Your instructions:
For the material that follows, list every line containing the word "Rechercher".

(Dataset items)
· · · ·

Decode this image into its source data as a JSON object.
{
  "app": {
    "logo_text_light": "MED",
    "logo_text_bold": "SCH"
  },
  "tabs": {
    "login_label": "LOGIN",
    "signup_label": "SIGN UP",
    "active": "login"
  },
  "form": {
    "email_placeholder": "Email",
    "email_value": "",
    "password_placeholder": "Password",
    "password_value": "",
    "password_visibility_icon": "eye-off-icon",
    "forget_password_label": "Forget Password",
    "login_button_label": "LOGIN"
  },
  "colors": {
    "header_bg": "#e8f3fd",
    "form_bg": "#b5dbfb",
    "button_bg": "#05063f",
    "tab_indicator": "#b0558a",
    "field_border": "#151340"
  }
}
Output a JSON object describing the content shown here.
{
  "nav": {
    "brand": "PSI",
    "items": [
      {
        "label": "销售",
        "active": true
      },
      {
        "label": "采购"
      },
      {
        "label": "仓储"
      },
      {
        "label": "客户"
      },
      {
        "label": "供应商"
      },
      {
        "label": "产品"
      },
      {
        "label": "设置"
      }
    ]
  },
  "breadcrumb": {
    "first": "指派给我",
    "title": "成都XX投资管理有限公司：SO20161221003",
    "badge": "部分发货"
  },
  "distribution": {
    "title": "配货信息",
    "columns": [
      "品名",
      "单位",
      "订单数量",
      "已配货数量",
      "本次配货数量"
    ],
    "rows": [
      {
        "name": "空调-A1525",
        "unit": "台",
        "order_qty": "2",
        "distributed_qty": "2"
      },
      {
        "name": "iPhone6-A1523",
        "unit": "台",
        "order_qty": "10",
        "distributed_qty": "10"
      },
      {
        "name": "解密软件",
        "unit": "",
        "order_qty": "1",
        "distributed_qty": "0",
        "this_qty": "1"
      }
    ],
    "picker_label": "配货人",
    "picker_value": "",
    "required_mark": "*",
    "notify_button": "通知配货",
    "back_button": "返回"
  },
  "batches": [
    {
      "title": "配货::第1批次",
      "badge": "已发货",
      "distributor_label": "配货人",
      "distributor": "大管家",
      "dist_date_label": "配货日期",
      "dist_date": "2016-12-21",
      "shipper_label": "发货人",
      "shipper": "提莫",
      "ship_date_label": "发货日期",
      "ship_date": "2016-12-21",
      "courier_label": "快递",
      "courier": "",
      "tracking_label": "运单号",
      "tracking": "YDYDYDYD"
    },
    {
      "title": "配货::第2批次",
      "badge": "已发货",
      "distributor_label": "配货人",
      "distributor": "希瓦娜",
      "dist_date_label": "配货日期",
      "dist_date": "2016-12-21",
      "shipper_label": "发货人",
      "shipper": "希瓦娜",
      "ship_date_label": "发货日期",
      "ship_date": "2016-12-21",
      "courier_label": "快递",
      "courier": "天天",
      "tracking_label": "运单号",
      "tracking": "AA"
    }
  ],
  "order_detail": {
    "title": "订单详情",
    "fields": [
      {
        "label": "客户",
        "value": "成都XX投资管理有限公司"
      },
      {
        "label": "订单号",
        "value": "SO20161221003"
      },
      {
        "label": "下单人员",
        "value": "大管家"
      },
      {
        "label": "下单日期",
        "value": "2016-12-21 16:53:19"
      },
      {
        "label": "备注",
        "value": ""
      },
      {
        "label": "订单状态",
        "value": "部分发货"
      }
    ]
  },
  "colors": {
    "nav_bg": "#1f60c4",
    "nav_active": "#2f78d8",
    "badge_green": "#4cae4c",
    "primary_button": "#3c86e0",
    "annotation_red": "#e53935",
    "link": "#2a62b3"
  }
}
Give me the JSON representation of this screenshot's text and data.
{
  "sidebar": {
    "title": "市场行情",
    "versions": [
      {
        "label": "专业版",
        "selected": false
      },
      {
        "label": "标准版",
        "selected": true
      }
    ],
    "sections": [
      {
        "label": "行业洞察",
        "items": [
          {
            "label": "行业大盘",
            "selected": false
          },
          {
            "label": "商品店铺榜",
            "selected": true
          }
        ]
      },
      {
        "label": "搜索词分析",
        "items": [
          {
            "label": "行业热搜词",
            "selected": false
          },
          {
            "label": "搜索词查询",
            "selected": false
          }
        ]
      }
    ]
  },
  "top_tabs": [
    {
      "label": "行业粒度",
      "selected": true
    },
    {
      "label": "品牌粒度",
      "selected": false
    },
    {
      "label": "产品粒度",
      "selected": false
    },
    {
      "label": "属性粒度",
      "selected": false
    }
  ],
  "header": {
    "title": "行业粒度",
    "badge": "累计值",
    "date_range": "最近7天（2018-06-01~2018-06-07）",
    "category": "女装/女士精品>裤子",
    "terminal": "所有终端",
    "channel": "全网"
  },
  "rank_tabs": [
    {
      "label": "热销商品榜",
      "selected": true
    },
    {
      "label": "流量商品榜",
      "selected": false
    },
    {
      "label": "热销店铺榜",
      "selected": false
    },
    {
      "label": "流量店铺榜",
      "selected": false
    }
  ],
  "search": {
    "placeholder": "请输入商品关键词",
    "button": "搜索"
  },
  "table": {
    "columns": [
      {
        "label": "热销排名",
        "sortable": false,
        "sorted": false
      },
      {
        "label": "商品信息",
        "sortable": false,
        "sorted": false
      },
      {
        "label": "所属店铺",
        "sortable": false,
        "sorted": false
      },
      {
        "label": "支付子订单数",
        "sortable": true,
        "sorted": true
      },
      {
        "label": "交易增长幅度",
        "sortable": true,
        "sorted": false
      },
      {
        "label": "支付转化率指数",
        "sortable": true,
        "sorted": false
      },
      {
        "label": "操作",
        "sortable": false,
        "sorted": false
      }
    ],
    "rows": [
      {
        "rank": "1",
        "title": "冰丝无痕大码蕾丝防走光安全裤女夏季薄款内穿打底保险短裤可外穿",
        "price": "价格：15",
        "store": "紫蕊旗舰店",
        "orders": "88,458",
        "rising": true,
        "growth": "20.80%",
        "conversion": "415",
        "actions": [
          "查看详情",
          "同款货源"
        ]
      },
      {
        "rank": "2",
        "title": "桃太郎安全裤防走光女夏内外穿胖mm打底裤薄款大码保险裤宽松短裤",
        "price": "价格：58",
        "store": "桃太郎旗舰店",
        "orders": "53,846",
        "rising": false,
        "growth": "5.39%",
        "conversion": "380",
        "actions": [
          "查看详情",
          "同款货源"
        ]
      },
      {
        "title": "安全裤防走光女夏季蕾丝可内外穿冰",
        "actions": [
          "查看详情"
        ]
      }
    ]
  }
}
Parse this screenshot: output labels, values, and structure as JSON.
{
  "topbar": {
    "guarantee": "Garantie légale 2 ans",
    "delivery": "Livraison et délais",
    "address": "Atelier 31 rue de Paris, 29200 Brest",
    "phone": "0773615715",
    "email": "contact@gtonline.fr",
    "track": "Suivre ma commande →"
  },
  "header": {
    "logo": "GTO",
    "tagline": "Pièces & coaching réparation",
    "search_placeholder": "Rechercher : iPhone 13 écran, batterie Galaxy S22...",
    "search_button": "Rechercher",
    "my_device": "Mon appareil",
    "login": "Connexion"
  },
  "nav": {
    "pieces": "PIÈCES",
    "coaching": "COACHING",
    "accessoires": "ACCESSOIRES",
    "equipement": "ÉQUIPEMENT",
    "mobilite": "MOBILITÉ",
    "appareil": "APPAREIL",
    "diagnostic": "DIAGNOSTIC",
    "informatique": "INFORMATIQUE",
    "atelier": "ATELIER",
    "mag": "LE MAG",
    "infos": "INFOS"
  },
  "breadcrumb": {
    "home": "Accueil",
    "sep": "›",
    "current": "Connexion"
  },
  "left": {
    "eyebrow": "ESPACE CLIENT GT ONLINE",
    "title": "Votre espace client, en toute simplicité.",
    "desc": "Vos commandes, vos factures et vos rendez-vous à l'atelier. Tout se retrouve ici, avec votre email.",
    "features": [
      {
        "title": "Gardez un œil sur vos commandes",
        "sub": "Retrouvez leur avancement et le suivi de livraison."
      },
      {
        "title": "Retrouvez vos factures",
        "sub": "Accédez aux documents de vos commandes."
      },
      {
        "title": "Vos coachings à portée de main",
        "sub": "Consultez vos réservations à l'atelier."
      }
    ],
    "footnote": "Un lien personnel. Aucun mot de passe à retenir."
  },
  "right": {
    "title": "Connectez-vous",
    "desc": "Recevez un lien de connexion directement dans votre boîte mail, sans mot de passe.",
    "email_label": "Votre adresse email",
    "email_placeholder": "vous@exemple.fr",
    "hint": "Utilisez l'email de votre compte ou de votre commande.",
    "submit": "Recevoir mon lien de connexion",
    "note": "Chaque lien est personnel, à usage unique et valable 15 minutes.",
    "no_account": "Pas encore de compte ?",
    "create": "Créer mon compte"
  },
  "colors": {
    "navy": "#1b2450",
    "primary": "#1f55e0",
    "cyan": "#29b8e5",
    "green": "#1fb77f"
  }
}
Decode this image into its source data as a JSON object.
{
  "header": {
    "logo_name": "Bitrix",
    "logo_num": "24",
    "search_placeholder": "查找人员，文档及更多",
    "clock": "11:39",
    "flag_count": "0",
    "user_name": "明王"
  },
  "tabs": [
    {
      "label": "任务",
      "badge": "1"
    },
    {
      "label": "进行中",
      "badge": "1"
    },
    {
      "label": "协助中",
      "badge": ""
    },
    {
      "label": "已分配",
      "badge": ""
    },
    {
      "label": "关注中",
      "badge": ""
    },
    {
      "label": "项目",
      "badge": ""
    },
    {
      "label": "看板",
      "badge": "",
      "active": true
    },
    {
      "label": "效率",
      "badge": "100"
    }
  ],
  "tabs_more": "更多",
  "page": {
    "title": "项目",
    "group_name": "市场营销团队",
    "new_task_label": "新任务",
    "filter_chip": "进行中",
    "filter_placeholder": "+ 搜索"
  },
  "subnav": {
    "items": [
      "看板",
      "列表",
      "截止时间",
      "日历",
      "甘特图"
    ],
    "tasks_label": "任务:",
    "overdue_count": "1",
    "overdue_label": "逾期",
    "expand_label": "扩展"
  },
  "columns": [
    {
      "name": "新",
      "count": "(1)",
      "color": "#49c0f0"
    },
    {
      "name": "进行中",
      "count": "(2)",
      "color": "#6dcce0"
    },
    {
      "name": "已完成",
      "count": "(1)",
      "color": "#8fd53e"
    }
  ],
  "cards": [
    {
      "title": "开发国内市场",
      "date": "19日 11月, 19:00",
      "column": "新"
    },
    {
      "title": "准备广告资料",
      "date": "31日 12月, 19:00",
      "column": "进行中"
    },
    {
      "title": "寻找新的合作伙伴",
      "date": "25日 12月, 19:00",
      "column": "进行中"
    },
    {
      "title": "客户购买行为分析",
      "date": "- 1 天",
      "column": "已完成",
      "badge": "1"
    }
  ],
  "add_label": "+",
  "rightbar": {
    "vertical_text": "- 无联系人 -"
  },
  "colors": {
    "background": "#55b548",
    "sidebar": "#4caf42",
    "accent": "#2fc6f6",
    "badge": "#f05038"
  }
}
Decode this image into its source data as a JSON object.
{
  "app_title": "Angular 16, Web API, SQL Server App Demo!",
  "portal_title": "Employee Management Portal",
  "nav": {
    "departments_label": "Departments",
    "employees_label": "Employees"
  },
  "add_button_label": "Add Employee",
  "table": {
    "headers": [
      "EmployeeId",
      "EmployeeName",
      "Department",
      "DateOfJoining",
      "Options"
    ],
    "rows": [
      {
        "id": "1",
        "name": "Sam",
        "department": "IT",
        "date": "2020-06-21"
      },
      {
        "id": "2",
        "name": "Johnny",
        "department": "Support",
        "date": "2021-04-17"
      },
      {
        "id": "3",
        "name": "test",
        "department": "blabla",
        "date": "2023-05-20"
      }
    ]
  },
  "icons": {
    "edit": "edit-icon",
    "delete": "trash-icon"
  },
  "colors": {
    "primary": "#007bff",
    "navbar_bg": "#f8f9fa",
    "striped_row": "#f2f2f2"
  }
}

· · · ·

Solution for this exercise:
    "search_placeholder": "Rechercher : iPhone 13 écran, batterie Galaxy S22...",
    "search_button": "Rechercher",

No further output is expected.